==== Data to process ====

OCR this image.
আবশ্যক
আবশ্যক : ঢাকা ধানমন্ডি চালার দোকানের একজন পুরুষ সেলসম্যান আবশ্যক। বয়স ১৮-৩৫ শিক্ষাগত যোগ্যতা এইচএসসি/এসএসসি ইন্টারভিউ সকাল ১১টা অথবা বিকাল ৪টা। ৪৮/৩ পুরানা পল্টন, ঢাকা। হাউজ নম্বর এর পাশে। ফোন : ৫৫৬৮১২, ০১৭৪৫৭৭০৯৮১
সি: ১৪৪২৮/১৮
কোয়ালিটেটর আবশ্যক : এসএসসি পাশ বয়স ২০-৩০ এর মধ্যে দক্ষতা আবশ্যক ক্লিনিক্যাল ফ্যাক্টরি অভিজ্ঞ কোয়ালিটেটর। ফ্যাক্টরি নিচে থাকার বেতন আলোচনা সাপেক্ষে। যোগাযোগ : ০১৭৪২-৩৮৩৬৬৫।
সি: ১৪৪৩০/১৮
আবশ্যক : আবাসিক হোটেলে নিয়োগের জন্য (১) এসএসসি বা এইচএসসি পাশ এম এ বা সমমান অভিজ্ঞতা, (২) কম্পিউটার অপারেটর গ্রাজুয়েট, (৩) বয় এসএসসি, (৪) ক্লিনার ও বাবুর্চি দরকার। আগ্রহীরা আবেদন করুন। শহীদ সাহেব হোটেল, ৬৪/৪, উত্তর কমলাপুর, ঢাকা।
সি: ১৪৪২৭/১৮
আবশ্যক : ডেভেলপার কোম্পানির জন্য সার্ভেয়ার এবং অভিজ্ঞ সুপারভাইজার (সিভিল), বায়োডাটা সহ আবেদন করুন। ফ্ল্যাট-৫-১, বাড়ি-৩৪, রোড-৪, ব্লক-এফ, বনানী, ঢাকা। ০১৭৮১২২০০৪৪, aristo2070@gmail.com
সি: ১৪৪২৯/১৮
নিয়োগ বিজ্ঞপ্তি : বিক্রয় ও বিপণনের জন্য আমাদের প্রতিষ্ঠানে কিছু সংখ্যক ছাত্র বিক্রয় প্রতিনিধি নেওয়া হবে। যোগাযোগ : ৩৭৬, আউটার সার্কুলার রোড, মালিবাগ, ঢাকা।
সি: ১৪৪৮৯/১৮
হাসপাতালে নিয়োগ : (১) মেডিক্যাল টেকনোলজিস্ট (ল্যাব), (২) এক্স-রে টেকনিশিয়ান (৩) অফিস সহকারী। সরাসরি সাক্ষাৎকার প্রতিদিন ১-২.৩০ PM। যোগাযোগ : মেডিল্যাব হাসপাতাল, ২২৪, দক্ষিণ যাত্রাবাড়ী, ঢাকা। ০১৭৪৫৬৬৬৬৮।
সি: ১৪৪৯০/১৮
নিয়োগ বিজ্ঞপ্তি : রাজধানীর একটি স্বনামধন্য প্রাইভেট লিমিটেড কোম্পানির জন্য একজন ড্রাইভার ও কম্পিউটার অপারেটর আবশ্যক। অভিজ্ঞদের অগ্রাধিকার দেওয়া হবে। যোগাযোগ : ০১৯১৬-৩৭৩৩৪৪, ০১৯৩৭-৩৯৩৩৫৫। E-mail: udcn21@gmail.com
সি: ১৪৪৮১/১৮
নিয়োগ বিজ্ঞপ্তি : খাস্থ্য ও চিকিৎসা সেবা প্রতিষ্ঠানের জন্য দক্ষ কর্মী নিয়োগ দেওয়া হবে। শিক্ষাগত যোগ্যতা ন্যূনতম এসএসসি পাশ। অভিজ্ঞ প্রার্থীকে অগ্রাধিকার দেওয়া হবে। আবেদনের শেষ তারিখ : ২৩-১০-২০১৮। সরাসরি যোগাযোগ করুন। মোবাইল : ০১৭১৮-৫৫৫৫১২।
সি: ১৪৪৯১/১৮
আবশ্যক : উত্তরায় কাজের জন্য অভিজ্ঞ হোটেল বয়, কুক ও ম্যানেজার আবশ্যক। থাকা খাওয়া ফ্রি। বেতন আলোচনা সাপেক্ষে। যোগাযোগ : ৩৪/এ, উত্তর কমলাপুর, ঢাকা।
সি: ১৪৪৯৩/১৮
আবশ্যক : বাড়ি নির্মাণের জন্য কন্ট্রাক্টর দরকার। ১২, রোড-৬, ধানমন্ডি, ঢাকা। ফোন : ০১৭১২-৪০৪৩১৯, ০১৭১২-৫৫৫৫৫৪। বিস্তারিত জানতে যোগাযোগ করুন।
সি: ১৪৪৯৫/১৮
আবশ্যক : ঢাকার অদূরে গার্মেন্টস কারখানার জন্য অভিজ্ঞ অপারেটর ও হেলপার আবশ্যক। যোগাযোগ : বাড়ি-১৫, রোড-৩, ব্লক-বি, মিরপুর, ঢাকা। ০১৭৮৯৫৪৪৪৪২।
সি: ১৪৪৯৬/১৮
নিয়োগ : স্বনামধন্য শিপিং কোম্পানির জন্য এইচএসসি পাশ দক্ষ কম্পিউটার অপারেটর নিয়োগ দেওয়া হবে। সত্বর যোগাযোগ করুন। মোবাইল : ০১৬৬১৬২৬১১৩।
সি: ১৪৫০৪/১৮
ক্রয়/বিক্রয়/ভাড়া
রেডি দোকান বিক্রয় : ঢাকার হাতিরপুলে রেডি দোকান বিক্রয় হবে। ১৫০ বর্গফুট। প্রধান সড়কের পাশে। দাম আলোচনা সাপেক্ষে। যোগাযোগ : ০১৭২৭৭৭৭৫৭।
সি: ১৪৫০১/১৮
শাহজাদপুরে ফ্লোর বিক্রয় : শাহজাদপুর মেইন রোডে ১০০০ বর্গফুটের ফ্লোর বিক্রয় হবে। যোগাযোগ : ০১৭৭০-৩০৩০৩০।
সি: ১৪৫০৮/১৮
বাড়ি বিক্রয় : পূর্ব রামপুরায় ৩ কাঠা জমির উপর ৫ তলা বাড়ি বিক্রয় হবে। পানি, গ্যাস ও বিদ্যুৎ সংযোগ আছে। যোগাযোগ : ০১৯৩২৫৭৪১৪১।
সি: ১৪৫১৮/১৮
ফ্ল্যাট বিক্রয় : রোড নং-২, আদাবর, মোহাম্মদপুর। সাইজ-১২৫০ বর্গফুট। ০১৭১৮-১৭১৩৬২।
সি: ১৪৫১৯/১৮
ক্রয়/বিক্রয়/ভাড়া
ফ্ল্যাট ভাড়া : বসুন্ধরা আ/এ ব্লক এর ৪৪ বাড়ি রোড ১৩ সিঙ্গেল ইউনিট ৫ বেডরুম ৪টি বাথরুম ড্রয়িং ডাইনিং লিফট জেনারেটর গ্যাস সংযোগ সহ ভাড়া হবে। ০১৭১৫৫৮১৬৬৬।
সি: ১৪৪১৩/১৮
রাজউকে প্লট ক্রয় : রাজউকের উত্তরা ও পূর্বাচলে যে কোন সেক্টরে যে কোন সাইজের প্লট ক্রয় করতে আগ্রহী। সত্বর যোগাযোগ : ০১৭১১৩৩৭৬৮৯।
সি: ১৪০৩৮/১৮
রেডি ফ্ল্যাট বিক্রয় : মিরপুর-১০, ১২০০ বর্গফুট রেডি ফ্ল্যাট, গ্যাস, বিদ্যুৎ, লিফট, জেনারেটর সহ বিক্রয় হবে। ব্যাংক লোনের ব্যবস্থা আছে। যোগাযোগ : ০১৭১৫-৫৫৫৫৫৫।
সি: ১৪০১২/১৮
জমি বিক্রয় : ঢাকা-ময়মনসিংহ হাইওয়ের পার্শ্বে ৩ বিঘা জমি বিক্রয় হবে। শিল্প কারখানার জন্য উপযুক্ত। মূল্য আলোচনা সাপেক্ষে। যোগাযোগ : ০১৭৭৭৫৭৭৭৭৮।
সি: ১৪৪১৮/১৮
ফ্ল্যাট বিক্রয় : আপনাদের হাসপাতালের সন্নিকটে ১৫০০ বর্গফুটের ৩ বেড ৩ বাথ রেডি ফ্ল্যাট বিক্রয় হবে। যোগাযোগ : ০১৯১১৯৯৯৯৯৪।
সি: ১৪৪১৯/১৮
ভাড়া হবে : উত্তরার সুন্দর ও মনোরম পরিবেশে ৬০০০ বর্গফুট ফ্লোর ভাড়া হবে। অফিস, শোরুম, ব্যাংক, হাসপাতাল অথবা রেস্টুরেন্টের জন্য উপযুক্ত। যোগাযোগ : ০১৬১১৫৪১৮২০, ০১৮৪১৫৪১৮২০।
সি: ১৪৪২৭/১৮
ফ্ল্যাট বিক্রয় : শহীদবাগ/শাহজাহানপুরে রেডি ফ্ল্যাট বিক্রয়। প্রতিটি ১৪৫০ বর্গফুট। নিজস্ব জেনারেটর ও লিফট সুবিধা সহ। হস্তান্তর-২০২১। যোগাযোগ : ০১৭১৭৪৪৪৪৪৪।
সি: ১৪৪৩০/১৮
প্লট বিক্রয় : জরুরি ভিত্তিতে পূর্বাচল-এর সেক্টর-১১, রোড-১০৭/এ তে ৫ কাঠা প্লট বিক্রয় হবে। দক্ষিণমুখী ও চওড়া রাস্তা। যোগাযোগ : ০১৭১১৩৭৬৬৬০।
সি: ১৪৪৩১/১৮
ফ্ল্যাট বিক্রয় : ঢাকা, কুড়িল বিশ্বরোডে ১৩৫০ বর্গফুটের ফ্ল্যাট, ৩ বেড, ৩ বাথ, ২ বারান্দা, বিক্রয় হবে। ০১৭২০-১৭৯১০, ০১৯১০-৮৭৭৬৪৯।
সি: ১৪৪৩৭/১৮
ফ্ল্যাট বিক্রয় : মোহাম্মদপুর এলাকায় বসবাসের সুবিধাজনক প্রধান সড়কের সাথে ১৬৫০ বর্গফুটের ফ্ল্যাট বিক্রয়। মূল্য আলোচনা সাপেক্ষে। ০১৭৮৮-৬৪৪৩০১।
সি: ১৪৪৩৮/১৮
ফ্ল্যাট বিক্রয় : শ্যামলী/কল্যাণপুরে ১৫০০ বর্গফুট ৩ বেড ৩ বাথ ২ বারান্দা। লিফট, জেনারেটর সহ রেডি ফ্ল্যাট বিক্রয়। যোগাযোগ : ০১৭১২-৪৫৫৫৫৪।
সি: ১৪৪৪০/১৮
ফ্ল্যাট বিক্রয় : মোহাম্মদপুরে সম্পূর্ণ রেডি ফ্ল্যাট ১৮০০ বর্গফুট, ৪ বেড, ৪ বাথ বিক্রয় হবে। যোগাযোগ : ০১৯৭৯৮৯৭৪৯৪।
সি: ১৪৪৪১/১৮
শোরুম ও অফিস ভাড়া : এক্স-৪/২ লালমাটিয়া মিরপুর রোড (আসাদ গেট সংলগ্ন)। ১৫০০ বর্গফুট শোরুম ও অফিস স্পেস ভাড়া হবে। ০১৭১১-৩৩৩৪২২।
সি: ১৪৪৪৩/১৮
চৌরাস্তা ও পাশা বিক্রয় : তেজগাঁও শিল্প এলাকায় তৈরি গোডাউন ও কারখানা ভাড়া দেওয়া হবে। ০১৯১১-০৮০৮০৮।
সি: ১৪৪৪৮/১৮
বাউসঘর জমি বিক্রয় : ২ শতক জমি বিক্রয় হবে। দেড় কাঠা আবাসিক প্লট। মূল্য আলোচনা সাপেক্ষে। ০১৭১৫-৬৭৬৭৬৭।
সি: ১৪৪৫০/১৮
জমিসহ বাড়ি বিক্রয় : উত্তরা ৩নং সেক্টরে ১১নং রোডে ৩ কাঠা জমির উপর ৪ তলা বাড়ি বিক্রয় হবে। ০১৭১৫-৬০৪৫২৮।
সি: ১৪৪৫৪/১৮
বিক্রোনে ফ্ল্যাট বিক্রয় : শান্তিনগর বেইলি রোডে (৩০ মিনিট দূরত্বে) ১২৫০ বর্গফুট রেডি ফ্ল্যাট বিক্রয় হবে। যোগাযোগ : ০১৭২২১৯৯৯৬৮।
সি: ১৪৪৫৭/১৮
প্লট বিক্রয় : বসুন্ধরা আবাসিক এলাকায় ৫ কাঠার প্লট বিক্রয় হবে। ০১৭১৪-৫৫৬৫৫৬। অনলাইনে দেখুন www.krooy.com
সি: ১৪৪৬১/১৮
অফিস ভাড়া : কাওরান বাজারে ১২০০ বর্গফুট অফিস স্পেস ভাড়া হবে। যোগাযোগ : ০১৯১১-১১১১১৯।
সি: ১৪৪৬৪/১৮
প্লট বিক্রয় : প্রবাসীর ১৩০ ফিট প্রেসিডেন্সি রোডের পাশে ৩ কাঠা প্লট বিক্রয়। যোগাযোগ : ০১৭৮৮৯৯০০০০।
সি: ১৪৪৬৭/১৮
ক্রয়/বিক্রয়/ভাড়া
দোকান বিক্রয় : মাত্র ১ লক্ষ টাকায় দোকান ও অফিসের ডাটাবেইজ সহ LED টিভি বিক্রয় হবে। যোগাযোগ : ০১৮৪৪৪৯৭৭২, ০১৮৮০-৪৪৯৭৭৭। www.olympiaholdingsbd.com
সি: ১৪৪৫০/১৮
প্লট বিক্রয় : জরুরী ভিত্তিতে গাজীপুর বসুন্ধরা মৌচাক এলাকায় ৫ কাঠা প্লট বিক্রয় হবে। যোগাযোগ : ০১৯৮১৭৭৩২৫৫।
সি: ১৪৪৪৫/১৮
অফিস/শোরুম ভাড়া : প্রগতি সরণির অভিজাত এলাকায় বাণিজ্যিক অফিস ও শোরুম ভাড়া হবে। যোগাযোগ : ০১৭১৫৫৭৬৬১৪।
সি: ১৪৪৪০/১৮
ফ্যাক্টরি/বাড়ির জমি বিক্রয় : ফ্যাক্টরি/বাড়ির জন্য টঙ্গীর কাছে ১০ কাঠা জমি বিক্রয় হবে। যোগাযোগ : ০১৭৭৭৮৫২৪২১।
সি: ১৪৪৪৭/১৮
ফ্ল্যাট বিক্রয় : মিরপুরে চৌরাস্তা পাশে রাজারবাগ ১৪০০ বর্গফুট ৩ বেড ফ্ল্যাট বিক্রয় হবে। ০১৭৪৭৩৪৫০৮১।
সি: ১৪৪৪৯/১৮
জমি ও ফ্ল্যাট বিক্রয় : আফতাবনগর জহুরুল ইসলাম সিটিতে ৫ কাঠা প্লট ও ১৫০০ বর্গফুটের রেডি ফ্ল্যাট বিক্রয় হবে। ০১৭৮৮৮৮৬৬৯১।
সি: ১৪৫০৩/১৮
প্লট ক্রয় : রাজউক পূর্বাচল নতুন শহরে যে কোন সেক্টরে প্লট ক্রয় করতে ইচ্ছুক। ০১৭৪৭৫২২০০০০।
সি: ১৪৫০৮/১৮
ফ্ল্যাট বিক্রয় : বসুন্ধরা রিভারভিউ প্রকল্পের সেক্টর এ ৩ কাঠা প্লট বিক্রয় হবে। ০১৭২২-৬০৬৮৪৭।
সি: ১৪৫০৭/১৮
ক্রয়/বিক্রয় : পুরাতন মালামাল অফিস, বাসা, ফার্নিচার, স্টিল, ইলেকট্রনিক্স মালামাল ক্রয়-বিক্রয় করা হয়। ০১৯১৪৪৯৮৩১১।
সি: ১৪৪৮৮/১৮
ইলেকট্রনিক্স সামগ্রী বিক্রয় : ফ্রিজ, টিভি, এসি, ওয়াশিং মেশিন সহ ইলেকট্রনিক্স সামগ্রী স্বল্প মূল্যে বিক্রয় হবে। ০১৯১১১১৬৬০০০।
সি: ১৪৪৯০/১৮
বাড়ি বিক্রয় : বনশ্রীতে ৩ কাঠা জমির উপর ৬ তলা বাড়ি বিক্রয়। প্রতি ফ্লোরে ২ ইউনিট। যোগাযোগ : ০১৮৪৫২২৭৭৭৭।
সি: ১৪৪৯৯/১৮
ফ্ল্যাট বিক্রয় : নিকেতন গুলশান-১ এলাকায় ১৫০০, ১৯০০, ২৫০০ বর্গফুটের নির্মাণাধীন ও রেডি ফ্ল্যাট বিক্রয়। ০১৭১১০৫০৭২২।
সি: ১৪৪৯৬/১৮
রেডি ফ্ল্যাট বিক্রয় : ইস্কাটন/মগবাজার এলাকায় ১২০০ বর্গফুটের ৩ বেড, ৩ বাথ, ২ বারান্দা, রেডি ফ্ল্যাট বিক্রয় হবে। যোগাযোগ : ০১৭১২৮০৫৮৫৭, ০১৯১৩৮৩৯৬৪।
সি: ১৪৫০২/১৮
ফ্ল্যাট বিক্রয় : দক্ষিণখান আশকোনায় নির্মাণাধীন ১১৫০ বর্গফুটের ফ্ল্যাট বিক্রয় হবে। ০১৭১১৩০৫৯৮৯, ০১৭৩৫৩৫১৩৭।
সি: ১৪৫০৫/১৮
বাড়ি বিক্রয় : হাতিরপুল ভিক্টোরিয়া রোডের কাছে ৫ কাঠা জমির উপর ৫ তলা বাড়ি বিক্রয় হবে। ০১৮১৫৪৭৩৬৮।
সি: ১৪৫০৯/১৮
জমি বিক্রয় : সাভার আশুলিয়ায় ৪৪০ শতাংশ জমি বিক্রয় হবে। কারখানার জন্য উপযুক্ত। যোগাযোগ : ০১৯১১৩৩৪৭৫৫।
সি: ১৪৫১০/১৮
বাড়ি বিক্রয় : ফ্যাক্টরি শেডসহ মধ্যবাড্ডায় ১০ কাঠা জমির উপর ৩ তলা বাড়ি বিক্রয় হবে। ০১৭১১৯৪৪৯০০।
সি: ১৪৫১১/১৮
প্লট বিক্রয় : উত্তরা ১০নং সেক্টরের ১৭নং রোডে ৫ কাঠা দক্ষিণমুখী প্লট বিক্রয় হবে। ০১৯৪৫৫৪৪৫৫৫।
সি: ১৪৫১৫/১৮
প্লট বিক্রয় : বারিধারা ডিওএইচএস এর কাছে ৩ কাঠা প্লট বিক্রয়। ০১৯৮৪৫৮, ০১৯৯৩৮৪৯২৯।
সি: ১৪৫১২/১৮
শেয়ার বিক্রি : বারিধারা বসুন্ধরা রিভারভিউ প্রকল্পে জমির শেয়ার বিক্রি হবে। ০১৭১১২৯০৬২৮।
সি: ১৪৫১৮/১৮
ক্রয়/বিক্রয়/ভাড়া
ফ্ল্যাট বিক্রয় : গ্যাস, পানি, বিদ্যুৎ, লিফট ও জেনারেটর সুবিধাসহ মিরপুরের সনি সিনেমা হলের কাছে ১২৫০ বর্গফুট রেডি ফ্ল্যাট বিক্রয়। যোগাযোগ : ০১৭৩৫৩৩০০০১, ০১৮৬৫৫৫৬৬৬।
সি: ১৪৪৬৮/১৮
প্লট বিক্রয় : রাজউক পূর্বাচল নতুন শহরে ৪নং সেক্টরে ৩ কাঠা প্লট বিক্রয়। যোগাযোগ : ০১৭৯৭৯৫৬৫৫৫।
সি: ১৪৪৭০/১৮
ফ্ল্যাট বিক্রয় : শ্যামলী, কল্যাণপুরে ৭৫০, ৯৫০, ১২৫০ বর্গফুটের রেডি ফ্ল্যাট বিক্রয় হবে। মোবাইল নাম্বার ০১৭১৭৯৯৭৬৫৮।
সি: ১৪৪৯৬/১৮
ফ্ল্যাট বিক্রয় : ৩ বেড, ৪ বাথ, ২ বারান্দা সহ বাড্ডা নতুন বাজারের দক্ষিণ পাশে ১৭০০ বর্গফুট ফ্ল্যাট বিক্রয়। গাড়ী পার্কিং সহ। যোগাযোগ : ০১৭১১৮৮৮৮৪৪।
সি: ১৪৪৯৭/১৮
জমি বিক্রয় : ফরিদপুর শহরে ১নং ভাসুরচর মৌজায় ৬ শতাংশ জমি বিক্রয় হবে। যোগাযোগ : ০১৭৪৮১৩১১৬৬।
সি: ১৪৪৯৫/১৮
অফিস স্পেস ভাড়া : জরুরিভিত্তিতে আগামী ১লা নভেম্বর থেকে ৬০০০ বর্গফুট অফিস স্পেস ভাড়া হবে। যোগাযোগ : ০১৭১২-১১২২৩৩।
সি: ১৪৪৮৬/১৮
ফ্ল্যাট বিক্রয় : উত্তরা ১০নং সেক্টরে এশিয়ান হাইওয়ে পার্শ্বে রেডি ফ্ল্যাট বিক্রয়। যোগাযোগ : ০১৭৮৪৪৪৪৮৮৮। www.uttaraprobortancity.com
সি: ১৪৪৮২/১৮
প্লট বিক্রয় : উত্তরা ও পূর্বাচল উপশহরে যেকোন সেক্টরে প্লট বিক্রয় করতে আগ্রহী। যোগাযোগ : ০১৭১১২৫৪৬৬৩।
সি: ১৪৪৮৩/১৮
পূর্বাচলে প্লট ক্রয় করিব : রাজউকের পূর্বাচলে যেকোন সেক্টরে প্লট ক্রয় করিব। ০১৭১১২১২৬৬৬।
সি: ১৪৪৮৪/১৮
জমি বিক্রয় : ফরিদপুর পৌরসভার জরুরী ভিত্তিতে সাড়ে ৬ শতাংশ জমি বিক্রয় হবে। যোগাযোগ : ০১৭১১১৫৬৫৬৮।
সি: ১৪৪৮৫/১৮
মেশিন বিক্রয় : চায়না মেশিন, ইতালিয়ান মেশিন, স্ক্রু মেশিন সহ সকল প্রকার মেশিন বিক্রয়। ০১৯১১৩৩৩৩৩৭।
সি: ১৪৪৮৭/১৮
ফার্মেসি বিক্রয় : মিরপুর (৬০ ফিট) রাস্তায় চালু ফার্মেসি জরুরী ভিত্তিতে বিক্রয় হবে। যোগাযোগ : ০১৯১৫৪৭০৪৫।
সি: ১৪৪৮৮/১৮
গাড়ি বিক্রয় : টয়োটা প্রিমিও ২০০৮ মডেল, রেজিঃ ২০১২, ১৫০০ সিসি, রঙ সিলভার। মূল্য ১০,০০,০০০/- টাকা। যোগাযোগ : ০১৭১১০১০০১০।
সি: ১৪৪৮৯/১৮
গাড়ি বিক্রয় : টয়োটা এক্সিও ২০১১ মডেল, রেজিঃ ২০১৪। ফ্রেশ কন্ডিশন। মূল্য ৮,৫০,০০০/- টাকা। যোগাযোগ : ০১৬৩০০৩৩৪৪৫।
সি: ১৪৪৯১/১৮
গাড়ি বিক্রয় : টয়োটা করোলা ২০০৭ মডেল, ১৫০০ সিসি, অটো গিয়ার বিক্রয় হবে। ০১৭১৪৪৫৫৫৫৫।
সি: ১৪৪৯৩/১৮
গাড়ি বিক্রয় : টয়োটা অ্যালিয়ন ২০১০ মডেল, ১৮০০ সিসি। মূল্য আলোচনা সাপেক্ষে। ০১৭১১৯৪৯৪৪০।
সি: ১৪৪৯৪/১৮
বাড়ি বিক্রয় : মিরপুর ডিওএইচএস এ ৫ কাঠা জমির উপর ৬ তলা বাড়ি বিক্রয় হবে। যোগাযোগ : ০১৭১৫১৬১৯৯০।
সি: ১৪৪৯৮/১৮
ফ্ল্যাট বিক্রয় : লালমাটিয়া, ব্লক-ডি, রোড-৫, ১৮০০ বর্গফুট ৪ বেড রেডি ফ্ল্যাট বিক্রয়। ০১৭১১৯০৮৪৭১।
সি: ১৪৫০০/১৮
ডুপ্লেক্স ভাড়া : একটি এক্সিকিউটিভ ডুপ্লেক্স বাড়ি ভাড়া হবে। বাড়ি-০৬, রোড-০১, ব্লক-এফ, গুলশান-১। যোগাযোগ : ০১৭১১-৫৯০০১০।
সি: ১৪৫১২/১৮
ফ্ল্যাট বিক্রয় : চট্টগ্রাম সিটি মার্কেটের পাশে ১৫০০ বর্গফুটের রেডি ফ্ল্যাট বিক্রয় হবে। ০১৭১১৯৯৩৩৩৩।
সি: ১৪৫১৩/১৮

====

### Problem to work on
Check each line of the records above for "একজন", and copy those that have it.

### Full output
আবশ্যক : ঢাকা ধানমন্ডি চালার দোকানের একজন পুরুষ সেলসম্যান আবশ্যক। বয়স ১৮-৩৫ শিক্ষাগত যোগ্যতা এইচএসসি/এসএসসি ইন্টারভিউ সকাল ১১টা অথবা বিকাল ৪টা। ৪৮/৩ পুরানা পল্টন, ঢাকা। হাউজ নম্বর এর পাশে। ফোন : ৫৫৬৮১২, ০১৭৪৫৭৭০৯৮১
নিয়োগ বিজ্ঞপ্তি : রাজধানীর একটি স্বনামধন্য প্রাইভেট লিমিটেড কোম্পানির জন্য একজন ড্রাইভার ও কম্পিউটার অপারেটর আবশ্যক। অভিজ্ঞদের অগ্রাধিকার দেওয়া হবে। যোগাযোগ : ০১৯১৬-৩৭৩৩৪৪, ০১৯৩৭-৩৯৩৩৫৫। E-mail: udcn21@gmail.com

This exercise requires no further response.